> **What you will do**: All of the data should be output character for character, except the pictures.

------ Information shown ------

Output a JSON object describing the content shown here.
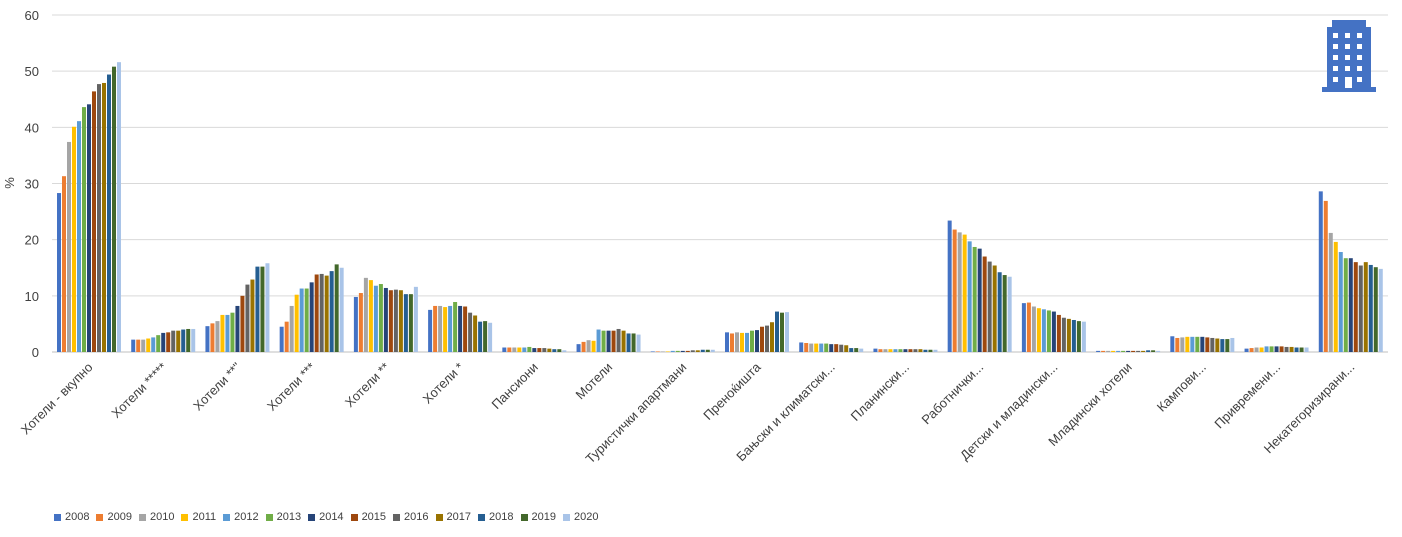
{
  "chart_data": {
    "type": "bar",
    "title": "",
    "xlabel": "",
    "ylabel": "%",
    "ylim": [
      0,
      60
    ],
    "yticks": [
      0,
      10,
      20,
      30,
      40,
      50,
      60
    ],
    "grid": true,
    "legend_position": "bottom-left",
    "icon": "building-icon",
    "icon_color": "#4472C4",
    "categories": [
      "Хотели - вкупно",
      "Хотели *****",
      "Хотели **\"",
      "Хотели ***",
      "Хотели **",
      "Хотели *",
      "Пансиони",
      "Мотели",
      "Туристички апартмани",
      "Преноќишта",
      "Бањски и климатски...",
      "Планински...",
      "Работнички...",
      "Детски и младински...",
      "Младински хотели",
      "Кампови...",
      "Привремени...",
      "Некатегоризирани..."
    ],
    "series": [
      {
        "name": "2008",
        "color": "#4472C4",
        "values": [
          28.3,
          2.2,
          4.6,
          4.5,
          9.8,
          7.5,
          0.8,
          1.4,
          0.1,
          3.5,
          1.7,
          0.6,
          23.4,
          8.7,
          0.2,
          2.8,
          0.6,
          28.6
        ]
      },
      {
        "name": "2009",
        "color": "#ED7D31",
        "values": [
          31.3,
          2.2,
          5.1,
          5.4,
          10.5,
          8.2,
          0.8,
          1.8,
          0.1,
          3.3,
          1.6,
          0.5,
          21.8,
          8.8,
          0.2,
          2.5,
          0.7,
          26.9
        ]
      },
      {
        "name": "2010",
        "color": "#A5A5A5",
        "values": [
          37.4,
          2.2,
          5.5,
          8.2,
          13.2,
          8.2,
          0.8,
          2.1,
          0.1,
          3.5,
          1.5,
          0.5,
          21.3,
          8.1,
          0.2,
          2.6,
          0.8,
          21.2
        ]
      },
      {
        "name": "2011",
        "color": "#FFC000",
        "values": [
          40.1,
          2.4,
          6.6,
          10.2,
          12.8,
          8.0,
          0.8,
          2.0,
          0.1,
          3.4,
          1.5,
          0.5,
          20.9,
          7.8,
          0.2,
          2.7,
          0.8,
          19.6
        ]
      },
      {
        "name": "2012",
        "color": "#5B9BD5",
        "values": [
          41.1,
          2.6,
          6.6,
          11.3,
          11.8,
          8.2,
          0.8,
          4.0,
          0.2,
          3.4,
          1.5,
          0.5,
          19.7,
          7.6,
          0.2,
          2.7,
          1.0,
          17.8
        ]
      },
      {
        "name": "2013",
        "color": "#70AD47",
        "values": [
          43.6,
          3.0,
          7.0,
          11.3,
          12.1,
          8.9,
          0.9,
          3.8,
          0.2,
          3.8,
          1.5,
          0.5,
          18.7,
          7.4,
          0.2,
          2.7,
          1.0,
          16.7
        ]
      },
      {
        "name": "2014",
        "color": "#264478",
        "values": [
          44.1,
          3.4,
          8.2,
          12.4,
          11.4,
          8.2,
          0.7,
          3.8,
          0.2,
          3.9,
          1.4,
          0.5,
          18.4,
          7.2,
          0.2,
          2.7,
          1.0,
          16.7
        ]
      },
      {
        "name": "2015",
        "color": "#9E480E",
        "values": [
          46.4,
          3.5,
          10.0,
          13.8,
          11.0,
          8.1,
          0.7,
          3.8,
          0.2,
          4.5,
          1.4,
          0.5,
          17.0,
          6.6,
          0.2,
          2.6,
          1.0,
          16.0
        ]
      },
      {
        "name": "2016",
        "color": "#636363",
        "values": [
          47.7,
          3.8,
          12.0,
          13.9,
          11.1,
          7.0,
          0.7,
          4.1,
          0.3,
          4.7,
          1.3,
          0.5,
          16.1,
          6.1,
          0.2,
          2.5,
          0.9,
          15.4
        ]
      },
      {
        "name": "2017",
        "color": "#997300",
        "values": [
          47.9,
          3.8,
          12.9,
          13.6,
          11.0,
          6.5,
          0.6,
          3.8,
          0.3,
          5.3,
          1.2,
          0.5,
          15.4,
          5.9,
          0.2,
          2.4,
          0.9,
          16.0
        ]
      },
      {
        "name": "2018",
        "color": "#255E91",
        "values": [
          49.4,
          4.0,
          15.2,
          14.4,
          10.3,
          5.4,
          0.5,
          3.3,
          0.4,
          7.2,
          0.7,
          0.4,
          14.2,
          5.7,
          0.3,
          2.3,
          0.8,
          15.5
        ]
      },
      {
        "name": "2019",
        "color": "#43682B",
        "values": [
          50.8,
          4.1,
          15.2,
          15.6,
          10.3,
          5.5,
          0.5,
          3.3,
          0.4,
          7.0,
          0.7,
          0.4,
          13.7,
          5.5,
          0.3,
          2.3,
          0.8,
          15.1
        ]
      },
      {
        "name": "2020",
        "color": "#A9C4E8",
        "values": [
          51.6,
          4.1,
          15.8,
          15.0,
          11.6,
          5.2,
          0.3,
          3.1,
          0.4,
          7.1,
          0.6,
          0.4,
          13.4,
          5.4,
          0.2,
          2.5,
          0.8,
          14.8
        ]
      }
    ]
  }
}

------

> **Task output**:
Output a JSON object describing the content shown here.
{
  "chart_data": {
    "type": "bar",
    "title": "",
    "xlabel": "",
    "ylabel": "%",
    "ylim": [
      0,
      60
    ],
    "yticks": [
      0,
      10,
      20,
      30,
      40,
      50,
      60
    ],
    "grid": true,
    "legend_position": "bottom-left",
    "icon": "building-icon",
    "icon_color": "#4472C4",
    "categories": [
      "Хотели - вкупно",
      "Хотели *****",
      "Хотели **\"",
      "Хотели ***",
      "Хотели **",
      "Хотели *",
      "Пансиони",
      "Мотели",
      "Туристички апартмани",
      "Преноќишта",
      "Бањски и климатски...",
      "Планински...",
      "Работнички...",
      "Детски и младински...",
      "Младински хотели",
      "Кампови...",
      "Привремени...",
      "Некатегоризирани..."
    ],
    "series": [
      {
        "name": "2008",
        "color": "#4472C4",
        "values": [
          28.3,
          2.2,
          4.6,
          4.5,
          9.8,
          7.5,
          0.8,
          1.4,
          0.1,
          3.5,
          1.7,
          0.6,
          23.4,
          8.7,
          0.2,
          2.8,
          0.6,
          28.6
        ]
      },
      {
        "name": "2009",
        "color": "#ED7D31",
        "values": [
          31.3,
          2.2,
          5.1,
          5.4,
          10.5,
          8.2,
          0.8,
          1.8,
          0.1,
          3.3,
          1.6,
          0.5,
          21.8,
          8.8,
          0.2,
          2.5,
          0.7,
          26.9
        ]
      },
      {
        "name": "2010",
        "color": "#A5A5A5",
        "values": [
          37.4,
          2.2,
          5.5,
          8.2,
          13.2,
          8.2,
          0.8,
          2.1,
          0.1,
          3.5,
          1.5,
          0.5,
          21.3,
          8.1,
          0.2,
          2.6,
          0.8,
          21.2
        ]
      },
      {
        "name": "2011",
        "color": "#FFC000",
        "values": [
          40.1,
          2.4,
          6.6,
          10.2,
          12.8,
          8.0,
          0.8,
          2.0,
          0.1,
          3.4,
          1.5,
          0.5,
          20.9,
          7.8,
          0.2,
          2.7,
          0.8,
          19.6
        ]
      },
      {
        "name": "2012",
        "color": "#5B9BD5",
        "values": [
          41.1,
          2.6,
          6.6,
          11.3,
          11.8,
          8.2,
          0.8,
          4.0,
          0.2,
          3.4,
          1.5,
          0.5,
          19.7,
          7.6,
          0.2,
          2.7,
          1.0,
          17.8
        ]
      },
      {
        "name": "2013",
        "color": "#70AD47",
        "values": [
          43.6,
          3.0,
          7.0,
          11.3,
          12.1,
          8.9,
          0.9,
          3.8,
          0.2,
          3.8,
          1.5,
          0.5,
          18.7,
          7.4,
          0.2,
          2.7,
          1.0,
          16.7
        ]
      },
      {
        "name": "2014",
        "color": "#264478",
        "values": [
          44.1,
          3.4,
          8.2,
          12.4,
          11.4,
          8.2,
          0.7,
          3.8,
          0.2,
          3.9,
          1.4,
          0.5,
          18.4,
          7.2,
          0.2,
          2.7,
          1.0,
          16.7
        ]
      },
      {
        "name": "2015",
        "color": "#9E480E",
        "values": [
          46.4,
          3.5,
          10.0,
          13.8,
          11.0,
          8.1,
          0.7,
          3.8,
          0.2,
          4.5,
          1.4,
          0.5,
          17.0,
          6.6,
          0.2,
          2.6,
          1.0,
          16.0
        ]
      },
      {
        "name": "2016",
        "color": "#636363",
        "values": [
          47.7,
          3.8,
          12.0,
          13.9,
          11.1,
          7.0,
          0.7,
          4.1,
          0.3,
          4.7,
          1.3,
          0.5,
          16.1,
          6.1,
          0.2,
          2.5,
          0.9,
          15.4
        ]
      },
      {
        "name": "2017",
        "color": "#997300",
        "values": [
          47.9,
          3.8,
          12.9,
          13.6,
          11.0,
          6.5,
          0.6,
          3.8,
          0.3,
          5.3,
          1.2,
          0.5,
          15.4,
          5.9,
          0.2,
          2.4,
          0.9,
          16.0
        ]
      },
      {
        "name": "2018",
        "color": "#255E91",
        "values": [
          49.4,
          4.0,
          15.2,
          14.4,
          10.3,
          5.4,
          0.5,
          3.3,
          0.4,
          7.2,
          0.7,
          0.4,
          14.2,
          5.7,
          0.3,
          2.3,
          0.8,
          15.5
        ]
      },
      {
        "name": "2019",
        "color": "#43682B",
        "values": [
          50.8,
          4.1,
          15.2,
          15.6,
          10.3,
          5.5,
          0.5,
          3.3,
          0.4,
          7.0,
          0.7,
          0.4,
          13.7,
          5.5,
          0.3,
          2.3,
          0.8,
          15.1
        ]
      },
      {
        "name": "2020",
        "color": "#A9C4E8",
        "values": [
          51.6,
          4.1,
          15.8,
          15.0,
          11.6,
          5.2,
          0.3,
          3.1,
          0.4,
          7.1,
          0.6,
          0.4,
          13.4,
          5.4,
          0.2,
          2.5,
          0.8,
          14.8
        ]
      }
    ]
  }
}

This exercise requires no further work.